____ BLOQUE DE TEXTO
Concierto de acontecimientos



Hay días en los que tenemos la impresión de que no ocurre nada; al menos nada -algo- que merezca la pena ser escrito o contado. Quizás nuestra más alta aspiración debería ser alcanzar ese estado de gracia que nos permite observar y extraer cosas necesarias de un día en el que, a simple vista, nada acontece.

Como cuando miramos un paisaje de lejos y descubrimos, en medio de los árbles, una pequeña cima que sobresale al fondo.

Habría que saber, entonces, qué significa la palabra acontecimiento. ¿En qué medida lo es esto o aquello?

¿Qué es lo que acontece cuando sucede algo?

Pensamiento 1º: Solicitar a un diestro carpintero que dibuje sobre un papel cualquiera una barita para medir acontecimientos. Así sabremos discernir qué es más importante, si la firma de un Tratado o el beso de una mariposa en las mejillas de una niña con pendientes verdes; el ascenso de categoría de un equipo de baloncesto o el encuentro fortuito en una plaza desierta entre dos arlequines a pleno sol del mediodía; la última pauta del Gobierno de turno en materia económica o la contemplación de un amanecer en un día de aires claros como éste.

Partiendo de la idea de que existen sucesos benefactores y otros hechos aciagos, ¿es posible anticiparse a los acontecimientos o éstos acaecen de forma incontrolada?
________
**RETOS**
• a. Actualiza el texto sobre los acontecimientos: vuelve a escribir todo lo que va desde "Concierto de acontecimientos" hasta "vista, nada acontece.", poniendo "estado de calma" en lugar de "estado de gracia".
• b. En el texto sobre los acontecimientos, ¿a quién habría que pedirle que dibuje en un papel algo para medir acontecimientos?
• c. Retoma el texto sobre los acontecimientos y sigue escribiéndolo desde donde termina.
____ DATOS EXTRAÍDOS
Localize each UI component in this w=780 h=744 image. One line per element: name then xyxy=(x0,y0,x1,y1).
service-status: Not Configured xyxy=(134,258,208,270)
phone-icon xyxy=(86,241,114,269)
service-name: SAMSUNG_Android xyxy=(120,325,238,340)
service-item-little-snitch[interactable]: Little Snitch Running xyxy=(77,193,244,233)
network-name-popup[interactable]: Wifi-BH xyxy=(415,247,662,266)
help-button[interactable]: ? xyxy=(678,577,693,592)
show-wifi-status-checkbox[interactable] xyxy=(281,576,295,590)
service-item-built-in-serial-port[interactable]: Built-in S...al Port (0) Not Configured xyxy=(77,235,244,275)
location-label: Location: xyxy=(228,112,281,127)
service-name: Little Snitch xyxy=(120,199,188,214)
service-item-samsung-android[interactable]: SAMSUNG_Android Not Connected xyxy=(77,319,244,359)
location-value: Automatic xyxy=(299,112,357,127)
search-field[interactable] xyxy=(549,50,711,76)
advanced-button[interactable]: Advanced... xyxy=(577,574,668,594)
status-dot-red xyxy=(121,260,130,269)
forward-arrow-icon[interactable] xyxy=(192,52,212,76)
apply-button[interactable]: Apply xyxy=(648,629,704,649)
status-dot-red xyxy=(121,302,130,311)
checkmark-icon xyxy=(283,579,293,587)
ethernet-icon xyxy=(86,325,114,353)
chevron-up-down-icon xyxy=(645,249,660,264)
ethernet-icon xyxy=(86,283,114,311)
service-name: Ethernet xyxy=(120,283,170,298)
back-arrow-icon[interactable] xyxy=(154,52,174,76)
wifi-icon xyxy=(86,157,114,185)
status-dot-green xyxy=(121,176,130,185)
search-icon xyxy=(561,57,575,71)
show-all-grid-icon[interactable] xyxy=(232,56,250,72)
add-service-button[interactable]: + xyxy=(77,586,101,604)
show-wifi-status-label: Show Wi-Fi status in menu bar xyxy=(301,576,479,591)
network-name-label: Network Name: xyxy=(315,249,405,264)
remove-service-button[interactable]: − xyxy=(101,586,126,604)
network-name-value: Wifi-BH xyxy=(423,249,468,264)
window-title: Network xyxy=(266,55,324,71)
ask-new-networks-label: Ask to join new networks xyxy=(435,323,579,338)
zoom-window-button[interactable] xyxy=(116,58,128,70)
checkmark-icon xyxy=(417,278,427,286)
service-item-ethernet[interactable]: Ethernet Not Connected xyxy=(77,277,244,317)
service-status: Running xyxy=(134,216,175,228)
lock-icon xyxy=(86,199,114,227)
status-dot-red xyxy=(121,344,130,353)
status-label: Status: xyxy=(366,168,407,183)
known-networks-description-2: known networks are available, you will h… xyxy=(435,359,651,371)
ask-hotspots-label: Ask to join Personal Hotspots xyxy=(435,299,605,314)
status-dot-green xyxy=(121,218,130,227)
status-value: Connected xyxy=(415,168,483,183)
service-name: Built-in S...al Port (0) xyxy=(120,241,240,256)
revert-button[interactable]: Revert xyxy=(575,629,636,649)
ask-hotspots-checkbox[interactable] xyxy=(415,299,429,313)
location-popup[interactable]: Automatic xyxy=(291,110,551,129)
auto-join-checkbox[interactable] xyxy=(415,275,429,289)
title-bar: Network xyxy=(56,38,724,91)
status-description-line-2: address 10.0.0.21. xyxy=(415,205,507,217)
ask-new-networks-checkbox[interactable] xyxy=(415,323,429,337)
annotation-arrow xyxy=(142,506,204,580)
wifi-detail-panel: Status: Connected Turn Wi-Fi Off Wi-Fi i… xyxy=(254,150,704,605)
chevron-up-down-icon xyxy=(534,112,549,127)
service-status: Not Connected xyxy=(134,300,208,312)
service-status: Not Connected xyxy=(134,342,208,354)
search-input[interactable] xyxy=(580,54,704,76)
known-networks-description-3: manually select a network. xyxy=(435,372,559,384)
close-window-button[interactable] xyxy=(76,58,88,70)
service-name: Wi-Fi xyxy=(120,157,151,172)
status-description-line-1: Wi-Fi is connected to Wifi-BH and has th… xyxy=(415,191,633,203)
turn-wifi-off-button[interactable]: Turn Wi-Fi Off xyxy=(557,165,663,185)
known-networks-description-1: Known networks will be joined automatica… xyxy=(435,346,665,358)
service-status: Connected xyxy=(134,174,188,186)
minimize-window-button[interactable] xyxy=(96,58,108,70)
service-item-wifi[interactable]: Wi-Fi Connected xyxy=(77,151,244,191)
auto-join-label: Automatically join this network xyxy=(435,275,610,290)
________
**RESPUESTAS DADAS**
• a.
Concierto de acontecimientos



Hay días en los que tenemos la impresión de que no ocurre nada; al menos nada -algo- que merezca la pena ser escrito o contado. Quizás nuestra más alta aspiración debería ser alcanzar ese estado de calma que nos permite observar y extraer cosas necesarias de un día en el que, a simple vista, nada acontece.

• b. A un diestro carpintero.

• c.
Un guardia de trádico se dirije hacia nosotros con gesto resuelto y decidido. Abro la ventanilla sin bajar del coche: "buenos días, señor agente" -le digo yo. "Buenos días, caballero" -exclama él. Luego, mientras sostiene con su mano derecha un recetario y con la izquierda una estilográfica, añade: "Dígame: ¿qué significa para usted, exactamente, que ha ocurrido un hecho extraordinario?".

Los labios de la muchacha de pendientes luna y ojos estenopeicos; eso sí que es un acontecimiento en toda regla.

Caer convaleciente del espíritu, como saborear un caramelo de frambuesa que a nada sabe.

Pensamiento 2º: Al mismo carpintero, rogarle, más tarde, que extraiga de la madera del moral más antiguo una batuta para dirigir el Concierto de los acontecimientos.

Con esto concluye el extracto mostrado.